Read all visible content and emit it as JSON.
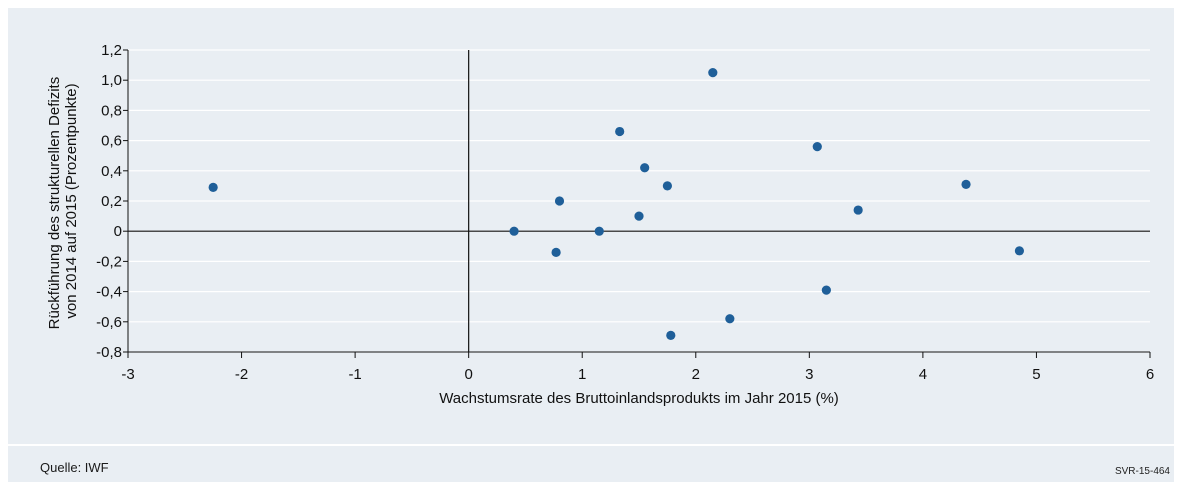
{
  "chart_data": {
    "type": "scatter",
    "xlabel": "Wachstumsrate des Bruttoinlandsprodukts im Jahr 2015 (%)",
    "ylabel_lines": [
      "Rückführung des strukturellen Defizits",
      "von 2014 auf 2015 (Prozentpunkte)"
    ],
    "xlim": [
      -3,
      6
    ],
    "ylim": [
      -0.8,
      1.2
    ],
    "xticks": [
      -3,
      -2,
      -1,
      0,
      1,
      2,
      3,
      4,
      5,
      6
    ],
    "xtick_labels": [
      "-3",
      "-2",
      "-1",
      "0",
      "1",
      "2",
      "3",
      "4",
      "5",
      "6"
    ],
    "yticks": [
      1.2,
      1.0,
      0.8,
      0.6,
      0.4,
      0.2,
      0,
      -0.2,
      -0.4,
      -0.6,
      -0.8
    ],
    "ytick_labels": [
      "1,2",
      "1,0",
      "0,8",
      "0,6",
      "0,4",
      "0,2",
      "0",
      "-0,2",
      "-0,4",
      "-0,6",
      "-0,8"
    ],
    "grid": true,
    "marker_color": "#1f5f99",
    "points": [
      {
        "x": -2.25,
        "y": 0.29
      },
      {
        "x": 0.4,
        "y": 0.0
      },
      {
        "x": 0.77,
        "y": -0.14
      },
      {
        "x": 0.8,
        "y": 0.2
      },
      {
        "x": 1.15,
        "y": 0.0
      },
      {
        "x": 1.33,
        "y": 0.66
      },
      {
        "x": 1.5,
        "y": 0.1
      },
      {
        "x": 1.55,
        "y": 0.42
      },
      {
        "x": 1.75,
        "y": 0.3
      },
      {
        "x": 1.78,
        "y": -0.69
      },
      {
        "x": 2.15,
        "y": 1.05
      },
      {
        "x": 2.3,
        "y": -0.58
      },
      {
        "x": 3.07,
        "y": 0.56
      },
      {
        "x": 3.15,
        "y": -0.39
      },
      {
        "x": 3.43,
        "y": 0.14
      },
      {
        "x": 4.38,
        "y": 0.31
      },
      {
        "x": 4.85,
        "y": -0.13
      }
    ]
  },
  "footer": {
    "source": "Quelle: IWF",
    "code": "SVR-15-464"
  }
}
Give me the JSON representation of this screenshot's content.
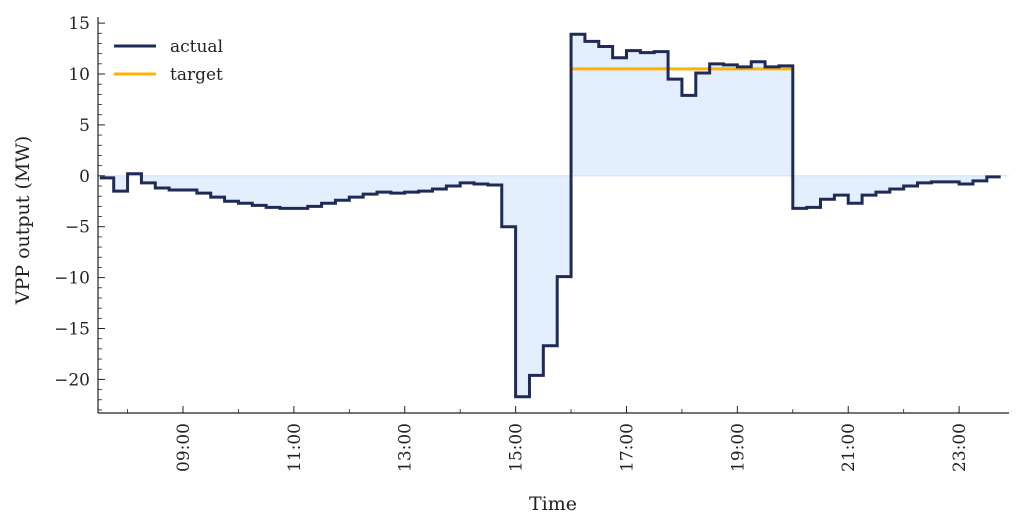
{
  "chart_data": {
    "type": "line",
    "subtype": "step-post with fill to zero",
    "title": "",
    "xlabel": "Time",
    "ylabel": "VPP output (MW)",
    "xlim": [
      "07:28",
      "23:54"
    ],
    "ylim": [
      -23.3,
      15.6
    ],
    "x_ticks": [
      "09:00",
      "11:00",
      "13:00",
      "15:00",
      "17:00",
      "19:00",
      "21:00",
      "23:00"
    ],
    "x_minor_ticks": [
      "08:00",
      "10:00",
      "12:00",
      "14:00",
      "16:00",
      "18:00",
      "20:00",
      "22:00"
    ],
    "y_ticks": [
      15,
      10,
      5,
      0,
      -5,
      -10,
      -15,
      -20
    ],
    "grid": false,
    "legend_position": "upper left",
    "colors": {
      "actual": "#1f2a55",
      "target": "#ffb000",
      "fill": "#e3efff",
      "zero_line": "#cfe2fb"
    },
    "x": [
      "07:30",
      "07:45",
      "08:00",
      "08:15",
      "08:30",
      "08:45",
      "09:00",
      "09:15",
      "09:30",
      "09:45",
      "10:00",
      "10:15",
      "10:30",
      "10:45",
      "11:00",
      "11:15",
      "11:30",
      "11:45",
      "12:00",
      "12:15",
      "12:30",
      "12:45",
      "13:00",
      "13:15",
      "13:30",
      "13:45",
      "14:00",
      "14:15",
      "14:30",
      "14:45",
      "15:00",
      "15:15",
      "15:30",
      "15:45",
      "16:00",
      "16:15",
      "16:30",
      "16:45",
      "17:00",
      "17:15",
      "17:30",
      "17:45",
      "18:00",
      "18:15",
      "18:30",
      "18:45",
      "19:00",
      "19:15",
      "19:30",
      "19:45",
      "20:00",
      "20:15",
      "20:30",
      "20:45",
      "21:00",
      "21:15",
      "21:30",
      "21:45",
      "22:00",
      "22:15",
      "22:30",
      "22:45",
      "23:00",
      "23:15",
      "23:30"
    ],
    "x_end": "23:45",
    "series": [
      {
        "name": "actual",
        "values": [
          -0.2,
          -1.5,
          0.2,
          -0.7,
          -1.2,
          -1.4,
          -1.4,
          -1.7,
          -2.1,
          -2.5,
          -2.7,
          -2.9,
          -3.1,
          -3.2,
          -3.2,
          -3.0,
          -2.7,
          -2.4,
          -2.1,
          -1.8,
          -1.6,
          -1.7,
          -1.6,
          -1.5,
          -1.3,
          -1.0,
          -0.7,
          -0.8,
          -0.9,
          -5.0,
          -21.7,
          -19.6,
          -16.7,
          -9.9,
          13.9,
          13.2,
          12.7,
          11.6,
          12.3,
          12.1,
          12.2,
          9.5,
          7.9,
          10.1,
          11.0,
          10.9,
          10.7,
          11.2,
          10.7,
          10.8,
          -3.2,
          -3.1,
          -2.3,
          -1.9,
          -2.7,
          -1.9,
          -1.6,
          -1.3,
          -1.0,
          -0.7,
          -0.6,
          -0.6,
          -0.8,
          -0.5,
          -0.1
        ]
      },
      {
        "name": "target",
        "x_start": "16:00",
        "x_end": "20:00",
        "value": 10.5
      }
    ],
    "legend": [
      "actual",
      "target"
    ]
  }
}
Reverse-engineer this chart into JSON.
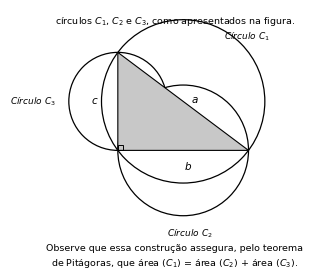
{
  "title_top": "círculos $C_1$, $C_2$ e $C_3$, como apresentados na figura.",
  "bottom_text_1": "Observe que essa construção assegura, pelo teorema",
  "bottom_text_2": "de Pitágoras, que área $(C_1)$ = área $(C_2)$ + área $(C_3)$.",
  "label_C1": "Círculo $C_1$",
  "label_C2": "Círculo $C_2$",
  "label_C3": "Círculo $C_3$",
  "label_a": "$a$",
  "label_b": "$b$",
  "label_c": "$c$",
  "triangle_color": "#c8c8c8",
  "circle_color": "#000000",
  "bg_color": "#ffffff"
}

◆ ◆ ◆

**Goal:** Keep the pictures out of the copy and return the rest of the data above exactly.

**Exercise result:**
Read all visible content and emit it as JSON.
{
  "chart_data": {
    "type": "scatter",
    "xlabel": "Wachstumsrate des Bruttoinlandsprodukts im Jahr 2015 (%)",
    "ylabel_lines": [
      "Rückführung des strukturellen Defizits",
      "von 2014 auf 2015 (Prozentpunkte)"
    ],
    "xlim": [
      -3,
      6
    ],
    "ylim": [
      -0.8,
      1.2
    ],
    "xticks": [
      -3,
      -2,
      -1,
      0,
      1,
      2,
      3,
      4,
      5,
      6
    ],
    "xtick_labels": [
      "-3",
      "-2",
      "-1",
      "0",
      "1",
      "2",
      "3",
      "4",
      "5",
      "6"
    ],
    "yticks": [
      1.2,
      1.0,
      0.8,
      0.6,
      0.4,
      0.2,
      0,
      -0.2,
      -0.4,
      -0.6,
      -0.8
    ],
    "ytick_labels": [
      "1,2",
      "1,0",
      "0,8",
      "0,6",
      "0,4",
      "0,2",
      "0",
      "-0,2",
      "-0,4",
      "-0,6",
      "-0,8"
    ],
    "grid": true,
    "marker_color": "#1f5f99",
    "points": [
      {
        "x": -2.25,
        "y": 0.29
      },
      {
        "x": 0.4,
        "y": 0.0
      },
      {
        "x": 0.77,
        "y": -0.14
      },
      {
        "x": 0.8,
        "y": 0.2
      },
      {
        "x": 1.15,
        "y": 0.0
      },
      {
        "x": 1.33,
        "y": 0.66
      },
      {
        "x": 1.5,
        "y": 0.1
      },
      {
        "x": 1.55,
        "y": 0.42
      },
      {
        "x": 1.75,
        "y": 0.3
      },
      {
        "x": 1.78,
        "y": -0.69
      },
      {
        "x": 2.15,
        "y": 1.05
      },
      {
        "x": 2.3,
        "y": -0.58
      },
      {
        "x": 3.07,
        "y": 0.56
      },
      {
        "x": 3.15,
        "y": -0.39
      },
      {
        "x": 3.43,
        "y": 0.14
      },
      {
        "x": 4.38,
        "y": 0.31
      },
      {
        "x": 4.85,
        "y": -0.13
      }
    ]
  },
  "footer": {
    "source": "Quelle: IWF",
    "code": "SVR-15-464"
  }
}
Give me the JSON representation of this screenshot's content.
{
  "chart_data": {
    "type": "line",
    "subtype": "step-post with fill to zero",
    "title": "",
    "xlabel": "Time",
    "ylabel": "VPP output (MW)",
    "xlim": [
      "07:28",
      "23:54"
    ],
    "ylim": [
      -23.3,
      15.6
    ],
    "x_ticks": [
      "09:00",
      "11:00",
      "13:00",
      "15:00",
      "17:00",
      "19:00",
      "21:00",
      "23:00"
    ],
    "x_minor_ticks": [
      "08:00",
      "10:00",
      "12:00",
      "14:00",
      "16:00",
      "18:00",
      "20:00",
      "22:00"
    ],
    "y_ticks": [
      15,
      10,
      5,
      0,
      -5,
      -10,
      -15,
      -20
    ],
    "grid": false,
    "legend_position": "upper left",
    "colors": {
      "actual": "#1f2a55",
      "target": "#ffb000",
      "fill": "#e3efff",
      "zero_line": "#cfe2fb"
    },
    "x": [
      "07:30",
      "07:45",
      "08:00",
      "08:15",
      "08:30",
      "08:45",
      "09:00",
      "09:15",
      "09:30",
      "09:45",
      "10:00",
      "10:15",
      "10:30",
      "10:45",
      "11:00",
      "11:15",
      "11:30",
      "11:45",
      "12:00",
      "12:15",
      "12:30",
      "12:45",
      "13:00",
      "13:15",
      "13:30",
      "13:45",
      "14:00",
      "14:15",
      "14:30",
      "14:45",
      "15:00",
      "15:15",
      "15:30",
      "15:45",
      "16:00",
      "16:15",
      "16:30",
      "16:45",
      "17:00",
      "17:15",
      "17:30",
      "17:45",
      "18:00",
      "18:15",
      "18:30",
      "18:45",
      "19:00",
      "19:15",
      "19:30",
      "19:45",
      "20:00",
      "20:15",
      "20:30",
      "20:45",
      "21:00",
      "21:15",
      "21:30",
      "21:45",
      "22:00",
      "22:15",
      "22:30",
      "22:45",
      "23:00",
      "23:15",
      "23:30"
    ],
    "x_end": "23:45",
    "series": [
      {
        "name": "actual",
        "values": [
          -0.2,
          -1.5,
          0.2,
          -0.7,
          -1.2,
          -1.4,
          -1.4,
          -1.7,
          -2.1,
          -2.5,
          -2.7,
          -2.9,
          -3.1,
          -3.2,
          -3.2,
          -3.0,
          -2.7,
          -2.4,
          -2.1,
          -1.8,
          -1.6,
          -1.7,
          -1.6,
          -1.5,
          -1.3,
          -1.0,
          -0.7,
          -0.8,
          -0.9,
          -5.0,
          -21.7,
          -19.6,
          -16.7,
          -9.9,
          13.9,
          13.2,
          12.7,
          11.6,
          12.3,
          12.1,
          12.2,
          9.5,
          7.9,
          10.1,
          11.0,
          10.9,
          10.7,
          11.2,
          10.7,
          10.8,
          -3.2,
          -3.1,
          -2.3,
          -1.9,
          -2.7,
          -1.9,
          -1.6,
          -1.3,
          -1.0,
          -0.7,
          -0.6,
          -0.6,
          -0.8,
          -0.5,
          -0.1
        ]
      },
      {
        "name": "target",
        "x_start": "16:00",
        "x_end": "20:00",
        "value": 10.5
      }
    ],
    "legend": [
      "actual",
      "target"
    ]
  }
}
Reverse-engineer this chart into JSON.
{
  "title_top": "círculos $C_1$, $C_2$ e $C_3$, como apresentados na figura.",
  "bottom_text_1": "Observe que essa construção assegura, pelo teorema",
  "bottom_text_2": "de Pitágoras, que área $(C_1)$ = área $(C_2)$ + área $(C_3)$.",
  "label_C1": "Círculo $C_1$",
  "label_C2": "Círculo $C_2$",
  "label_C3": "Círculo $C_3$",
  "label_a": "$a$",
  "label_b": "$b$",
  "label_c": "$c$",
  "triangle_color": "#c8c8c8",
  "circle_color": "#000000",
  "bg_color": "#ffffff"
}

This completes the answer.